__TO-DO LIST__:
1. Rewrite the mailing list post starting with "Subject: Re: [OMPI" and going on through "default communication algorithm?", replacing "default" with "standard".
2. Based on the mailing list post below, state whether each statement is true, and quote the words that decide it. (a) The post is dated 2012-12-19. (b) The writer says everyone is running Infiniband. (c) The writer says the new algorithm must wait for the first exchange to complete before the second.

__TEXT SEGMENT__:
● ● ● ● ●

Open MPI logo

Open MPI User's Mailing List Archives

  |   Home   |   Support   |   FAQ   |   all Open MPI User's mailing list

Subject: Re: [OMPI users] MPI_Alltoallv performance regression 1.6.0 to 1.6.1
From: Number Cruncher (number.cruncher_at_[hidden])
Date: 2012-12-19 11:31:08


On 19/12/12 11:08, Paul Kapinos wrote:
> Did you *really* wanna to dig into code just in order to switch a
> default communication algorithm?

No, I didn't want to, but with a huge change in performance, I'm forced
to do something! And having looked at the different algorithms, I think
there's a problem with the new default whenever message sizes are small
enough that connection latency will dominate. We're not all running
Infiniband, and having to wait for each pairwise exchange to complete
before initiating another seems wrong if the latency in waiting for
completion dominates the transmission time.

E.g. If I have 10 small pairwise exchanges to perform,isn't it better to
put all 10 outbound messages on the wire, and wait for 10 matching
inbound messages, in any order? The new algorithm must wait for first
exchange to complete, then second exchange, then third. Unlike before,
does it not have to wait to acknowledge the matching *zero-sized*
request? I don't see why this temporal ordering matters.

● ● ● ● ●

__MATERIAL SUPPLIED__:
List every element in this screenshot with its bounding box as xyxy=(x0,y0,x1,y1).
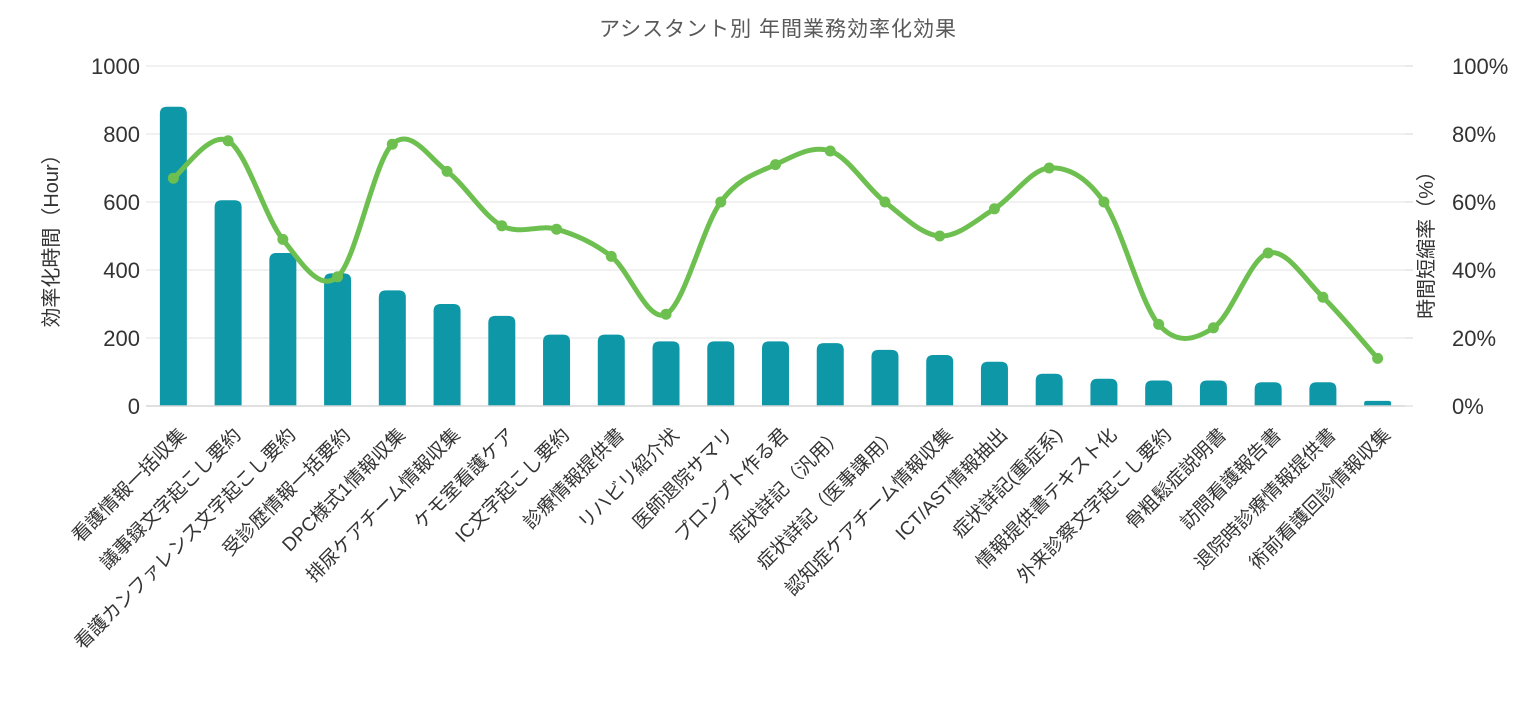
line-marker-4 xyxy=(332,271,344,283)
bar-16 xyxy=(980,361,1008,406)
bar-10 xyxy=(652,341,680,406)
line-marker-18 xyxy=(1098,196,1110,208)
bar-21 xyxy=(1254,382,1282,406)
y-axis-tick-label: 800 xyxy=(103,122,140,147)
line-marker-20 xyxy=(1207,322,1219,334)
bar-5 xyxy=(378,290,406,406)
line-marker-19 xyxy=(1153,318,1165,330)
bar-17 xyxy=(1035,373,1063,406)
bar-14 xyxy=(871,349,899,406)
y2-axis-tick-label: 0% xyxy=(1452,394,1484,419)
line-marker-7 xyxy=(496,220,508,232)
bar-15 xyxy=(926,355,954,406)
y-axis-tick-label: 200 xyxy=(103,326,140,351)
bar-23 xyxy=(1364,400,1392,406)
left-axis-title: 効率化時間（Hour） xyxy=(40,144,63,327)
line-marker-8 xyxy=(551,223,563,235)
y-axis-tick-label: 400 xyxy=(103,258,140,283)
line-marker-16 xyxy=(988,203,1000,215)
bar-12 xyxy=(762,341,789,406)
line-marker-5 xyxy=(386,138,398,150)
line-marker-6 xyxy=(441,165,453,177)
bar-20 xyxy=(1199,380,1227,406)
y2-axis-tick-label: 100% xyxy=(1452,54,1508,79)
line-marker-15 xyxy=(934,230,946,242)
x-axis-category-label: 診療情報提供書 xyxy=(519,424,629,534)
bar-19 xyxy=(1145,380,1173,406)
line-marker-11 xyxy=(715,196,727,208)
x-axis-category-label: 骨粗鬆症説明書 xyxy=(1121,424,1231,534)
bar-9 xyxy=(597,334,625,406)
x-axis-category-label: 訪問看護報告書 xyxy=(1176,424,1286,534)
line-marker-14 xyxy=(879,196,891,208)
y2-axis-tick-label: 40% xyxy=(1452,258,1496,283)
bar-8 xyxy=(543,334,571,406)
line-marker-9 xyxy=(605,250,617,262)
x-axis-category-label: リハビリ紹介状 xyxy=(574,424,684,534)
line-marker-12 xyxy=(770,159,781,171)
line-marker-21 xyxy=(1262,247,1274,259)
bar-18 xyxy=(1090,378,1118,406)
bar-2 xyxy=(214,200,242,406)
line-marker-10 xyxy=(660,308,672,320)
bar-4 xyxy=(324,273,352,406)
y-axis-tick-label: 1000 xyxy=(91,54,140,79)
y2-axis-tick-label: 20% xyxy=(1452,326,1496,351)
bar-11 xyxy=(707,341,735,406)
right-axis-title: 時間短縮率（%） xyxy=(1415,161,1438,319)
line-marker-13 xyxy=(824,145,836,157)
bar-13 xyxy=(816,343,844,406)
x-axis-category-label: 医師退院サマリ xyxy=(629,424,739,534)
y2-axis-tick-label: 60% xyxy=(1452,190,1496,215)
bar-7 xyxy=(488,315,516,406)
line-marker-22 xyxy=(1317,291,1329,303)
chart-title: アシスタント別 年間業務効率化効果 xyxy=(599,18,957,41)
y-axis-tick-label: 0 xyxy=(128,394,140,419)
x-axis-category-label: 看護カンファレンス文字起こし要約 xyxy=(71,424,301,654)
y2-axis-tick-label: 80% xyxy=(1452,122,1496,147)
line-marker-17 xyxy=(1043,162,1055,174)
bar-22 xyxy=(1309,382,1337,406)
line-marker-1 xyxy=(167,172,179,184)
y-axis-tick-label: 600 xyxy=(103,190,140,215)
bar-1 xyxy=(159,106,187,407)
line-marker-2 xyxy=(222,135,234,147)
x-axis-category-label: ケモ室看護ケア xyxy=(410,424,520,534)
reduction-rate-line xyxy=(170,136,1381,361)
bar-6 xyxy=(433,304,461,406)
line-marker-23 xyxy=(1372,352,1384,364)
line-marker-3 xyxy=(277,233,289,245)
bar-3 xyxy=(269,253,297,406)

● ● ● ● ●

__ANSWERS__:
1.
Subject: Re: [OMPI users] MPI_Alltoallv performance regression 1.6.0 to 1.6.1
From: Number Cruncher (number.cruncher_at_[hidden])
Date: 2012-12-19 11:31:08


On 19/12/12 11:08, Paul Kapinos wrote:
> Did you *really* wanna to dig into code just in order to switch a
> standard communication algorithm?

2.
(a) Yes: "Date: 2012-12-19 11:31:08"
(b) No: "We're not all running Infiniband"
(c) Yes: "The new algorithm must wait for first exchange to complete, then second exchange, then third."